◆ Supplied records
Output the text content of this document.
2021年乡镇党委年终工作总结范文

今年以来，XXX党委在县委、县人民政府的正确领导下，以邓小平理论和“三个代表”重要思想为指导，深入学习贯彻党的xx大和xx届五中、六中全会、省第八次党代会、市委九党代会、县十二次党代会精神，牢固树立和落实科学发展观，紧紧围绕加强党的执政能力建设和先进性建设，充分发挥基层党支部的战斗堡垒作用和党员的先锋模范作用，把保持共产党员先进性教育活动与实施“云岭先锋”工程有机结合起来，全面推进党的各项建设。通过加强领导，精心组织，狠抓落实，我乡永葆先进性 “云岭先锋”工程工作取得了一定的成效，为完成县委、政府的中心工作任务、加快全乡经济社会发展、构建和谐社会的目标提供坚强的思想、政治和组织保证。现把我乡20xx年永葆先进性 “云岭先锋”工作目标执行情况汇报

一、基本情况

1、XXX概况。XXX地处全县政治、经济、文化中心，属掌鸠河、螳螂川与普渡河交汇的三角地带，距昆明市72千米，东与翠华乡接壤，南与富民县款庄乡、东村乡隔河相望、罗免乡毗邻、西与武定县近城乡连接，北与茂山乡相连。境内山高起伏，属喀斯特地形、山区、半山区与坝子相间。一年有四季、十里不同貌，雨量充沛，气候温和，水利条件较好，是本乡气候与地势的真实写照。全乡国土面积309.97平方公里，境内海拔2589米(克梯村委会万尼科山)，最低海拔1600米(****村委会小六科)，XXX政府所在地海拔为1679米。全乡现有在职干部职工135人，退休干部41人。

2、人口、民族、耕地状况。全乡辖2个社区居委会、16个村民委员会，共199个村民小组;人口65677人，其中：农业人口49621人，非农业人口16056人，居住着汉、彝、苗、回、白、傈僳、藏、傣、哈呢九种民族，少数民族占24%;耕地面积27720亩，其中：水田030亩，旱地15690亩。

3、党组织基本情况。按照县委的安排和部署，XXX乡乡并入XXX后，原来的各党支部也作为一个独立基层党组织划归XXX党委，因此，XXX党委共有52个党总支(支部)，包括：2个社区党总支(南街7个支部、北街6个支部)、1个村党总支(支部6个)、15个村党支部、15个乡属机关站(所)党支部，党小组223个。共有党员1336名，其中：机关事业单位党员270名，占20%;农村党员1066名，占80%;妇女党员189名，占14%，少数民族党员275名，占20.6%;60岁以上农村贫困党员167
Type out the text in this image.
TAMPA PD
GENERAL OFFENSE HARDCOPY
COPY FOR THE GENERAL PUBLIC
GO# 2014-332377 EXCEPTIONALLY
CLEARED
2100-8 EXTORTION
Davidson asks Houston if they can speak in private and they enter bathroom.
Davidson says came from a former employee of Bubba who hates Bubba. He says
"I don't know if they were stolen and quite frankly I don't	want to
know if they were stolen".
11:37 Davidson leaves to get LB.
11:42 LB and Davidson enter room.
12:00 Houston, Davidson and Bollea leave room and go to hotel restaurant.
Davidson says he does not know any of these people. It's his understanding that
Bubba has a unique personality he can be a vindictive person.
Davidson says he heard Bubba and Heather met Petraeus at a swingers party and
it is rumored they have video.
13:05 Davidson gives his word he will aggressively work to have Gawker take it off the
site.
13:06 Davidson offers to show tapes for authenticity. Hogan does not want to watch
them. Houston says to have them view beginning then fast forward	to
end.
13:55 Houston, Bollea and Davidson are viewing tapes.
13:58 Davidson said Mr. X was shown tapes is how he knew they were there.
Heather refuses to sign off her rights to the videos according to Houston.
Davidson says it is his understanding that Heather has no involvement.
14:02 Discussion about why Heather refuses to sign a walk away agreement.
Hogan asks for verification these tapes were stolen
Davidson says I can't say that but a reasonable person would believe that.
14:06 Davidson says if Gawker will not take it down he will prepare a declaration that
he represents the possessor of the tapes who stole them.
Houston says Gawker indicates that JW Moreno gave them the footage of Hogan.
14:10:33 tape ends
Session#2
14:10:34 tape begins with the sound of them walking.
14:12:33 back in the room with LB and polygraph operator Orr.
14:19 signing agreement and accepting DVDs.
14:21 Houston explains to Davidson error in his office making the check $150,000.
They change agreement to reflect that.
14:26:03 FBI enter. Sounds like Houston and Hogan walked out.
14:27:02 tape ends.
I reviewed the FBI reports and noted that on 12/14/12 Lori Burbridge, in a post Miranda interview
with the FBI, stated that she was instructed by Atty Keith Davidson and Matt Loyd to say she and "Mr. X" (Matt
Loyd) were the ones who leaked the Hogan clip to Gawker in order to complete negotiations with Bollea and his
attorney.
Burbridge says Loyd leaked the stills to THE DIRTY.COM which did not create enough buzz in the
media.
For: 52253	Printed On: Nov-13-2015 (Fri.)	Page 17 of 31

◆ Stated problem
Check every line of the data, and copy the ones that contain "know".

◆ The answer
"I don't know if they were stolen and quite frankly I don't	want to
know if they were stolen".
Davidson says he does not know any of these people. It's his understanding that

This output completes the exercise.